> [Problem description] Find every line in the records below that holds the word "name", and copy each one.

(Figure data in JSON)
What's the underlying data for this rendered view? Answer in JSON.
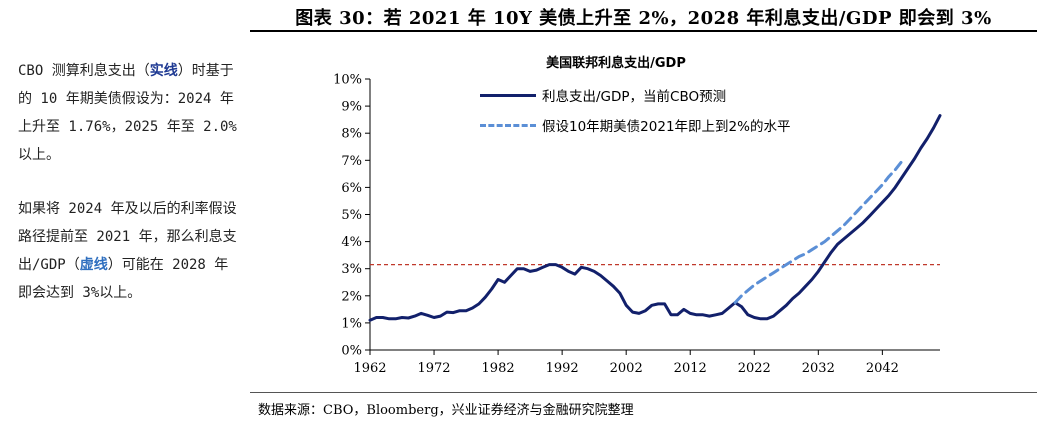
{
  "figure_title": "图表 30：若 2021 年 10Y 美债上升至 2%，2028 年利息支出/GDP 即会到 3%",
  "side_text": {
    "p1_a": "CBO 测算利息支出（",
    "p1_hl": "实线",
    "p1_b": "）时基于的 10 年期美债假设为：2024 年上升至 1.76%，2025 年至 2.0%以上。",
    "p2_a": "如果将 2024 年及以后的利率假设路径提前至 2021 年，那么利息支出/GDP（",
    "p2_hl": "虚线",
    "p2_b": "）可能在 2028 年即会达到 3%以上。"
  },
  "source": "数据来源：CBO，Bloomberg，兴业证券经济与金融研究院整理",
  "chart_data": {
    "type": "line",
    "title": "美国联邦利息支出/GDP",
    "xlabel": "",
    "ylabel": "",
    "xlim": [
      1962,
      2051
    ],
    "ylim": [
      0,
      10
    ],
    "x_ticks": [
      1962,
      1972,
      1982,
      1992,
      2002,
      2012,
      2022,
      2032,
      2042
    ],
    "y_ticks": [
      "0%",
      "1%",
      "2%",
      "3%",
      "4%",
      "5%",
      "6%",
      "7%",
      "8%",
      "9%",
      "10%"
    ],
    "grid": false,
    "legend_position": "top-center",
    "reference_line": {
      "y": 3.15,
      "color": "#c0392b",
      "style": "dashed"
    },
    "series": [
      {
        "name": "利息支出/GDP，当前CBO预测",
        "style": "solid",
        "color": "#12206b",
        "x": [
          1962,
          1963,
          1964,
          1965,
          1966,
          1967,
          1968,
          1969,
          1970,
          1971,
          1972,
          1973,
          1974,
          1975,
          1976,
          1977,
          1978,
          1979,
          1980,
          1981,
          1982,
          1983,
          1984,
          1985,
          1986,
          1987,
          1988,
          1989,
          1990,
          1991,
          1992,
          1993,
          1994,
          1995,
          1996,
          1997,
          1998,
          1999,
          2000,
          2001,
          2002,
          2003,
          2004,
          2005,
          2006,
          2007,
          2008,
          2009,
          2010,
          2011,
          2012,
          2013,
          2014,
          2015,
          2016,
          2017,
          2018,
          2019,
          2020,
          2021,
          2022,
          2023,
          2024,
          2025,
          2026,
          2027,
          2028,
          2029,
          2030,
          2031,
          2032,
          2033,
          2034,
          2035,
          2036,
          2037,
          2038,
          2039,
          2040,
          2041,
          2042,
          2043,
          2044,
          2045,
          2046,
          2047,
          2048,
          2049,
          2050,
          2051
        ],
        "values": [
          1.1,
          1.2,
          1.2,
          1.15,
          1.15,
          1.2,
          1.18,
          1.25,
          1.35,
          1.28,
          1.2,
          1.25,
          1.4,
          1.38,
          1.45,
          1.45,
          1.55,
          1.7,
          1.95,
          2.25,
          2.6,
          2.5,
          2.75,
          3.0,
          3.0,
          2.9,
          2.95,
          3.05,
          3.15,
          3.15,
          3.05,
          2.9,
          2.8,
          3.05,
          3.0,
          2.9,
          2.75,
          2.55,
          2.35,
          2.1,
          1.65,
          1.4,
          1.35,
          1.45,
          1.65,
          1.7,
          1.7,
          1.3,
          1.3,
          1.5,
          1.35,
          1.3,
          1.3,
          1.25,
          1.3,
          1.35,
          1.55,
          1.75,
          1.6,
          1.3,
          1.2,
          1.15,
          1.15,
          1.25,
          1.45,
          1.65,
          1.9,
          2.1,
          2.35,
          2.6,
          2.9,
          3.25,
          3.6,
          3.9,
          4.1,
          4.3,
          4.5,
          4.7,
          4.95,
          5.2,
          5.45,
          5.7,
          6.0,
          6.35,
          6.7,
          7.05,
          7.45,
          7.8,
          8.2,
          8.65
        ]
      },
      {
        "name": "假设10年期美债2021年即上到2%的水平",
        "style": "dashed",
        "color": "#5b8fd6",
        "x": [
          2019,
          2020,
          2021,
          2022,
          2023,
          2024,
          2025,
          2026,
          2027,
          2028,
          2029,
          2030,
          2031,
          2032,
          2033,
          2034,
          2035,
          2036,
          2037,
          2038,
          2039,
          2040,
          2041,
          2042,
          2043,
          2044,
          2045
        ],
        "values": [
          1.75,
          2.0,
          2.2,
          2.4,
          2.55,
          2.7,
          2.85,
          3.0,
          3.15,
          3.3,
          3.45,
          3.55,
          3.7,
          3.85,
          4.0,
          4.2,
          4.4,
          4.6,
          4.85,
          5.1,
          5.35,
          5.6,
          5.85,
          6.1,
          6.4,
          6.65,
          6.95
        ]
      }
    ]
  }
}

> [Result below]
        "name": "利息支出/GDP，当前CBO预测",
        "name": "假设10年期美债2021年即上到2%的水平",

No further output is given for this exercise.